### STORED ROWS

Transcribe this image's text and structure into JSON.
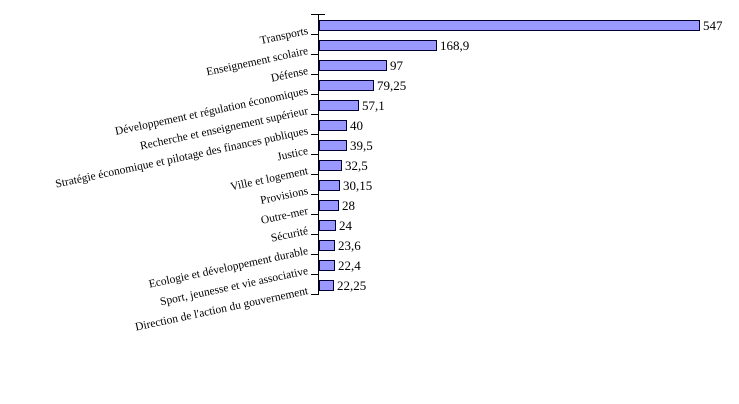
{
  "chart_data": {
    "type": "bar",
    "orientation": "horizontal",
    "title": "",
    "xlabel": "",
    "ylabel": "",
    "legend": null,
    "grid": false,
    "xlim": [
      0,
      600
    ],
    "categories": [
      "Transports",
      "Enseignement scolaire",
      "Défense",
      "Développement et régulation économiques",
      "Recherche et enseignement supérieur",
      "Stratégie économique et pilotage des finances publiques",
      "Justice",
      "Ville et logement",
      "Provisions",
      "Outre-mer",
      "Sécurité",
      "Ecologie et développement durable",
      "Sport, jeunesse et vie associative",
      "Direction de l'action du gouvernement"
    ],
    "values": [
      547,
      168.9,
      97,
      79.25,
      57.1,
      40,
      39.5,
      32.5,
      30.15,
      28,
      24,
      23.6,
      22.4,
      22.25
    ],
    "value_labels": [
      "547",
      "168,9",
      "97",
      "79,25",
      "57,1",
      "40",
      "39,5",
      "32,5",
      "30,15",
      "28",
      "24",
      "23,6",
      "22,4",
      "22,25"
    ],
    "colors": {
      "bar_fill": "#9999FF",
      "bar_border": "#000033",
      "axis": "#000000",
      "text": "#000000",
      "background": "#FFFFFF"
    }
  }
}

######

- _PROBLEM TO SOLVE_
Locate the word "text" in the records and collect each line it appears in.

- _REPLY TO THE EXERCISE_
Transcribe this image's text and structure into JSON.
      "text": "#000000",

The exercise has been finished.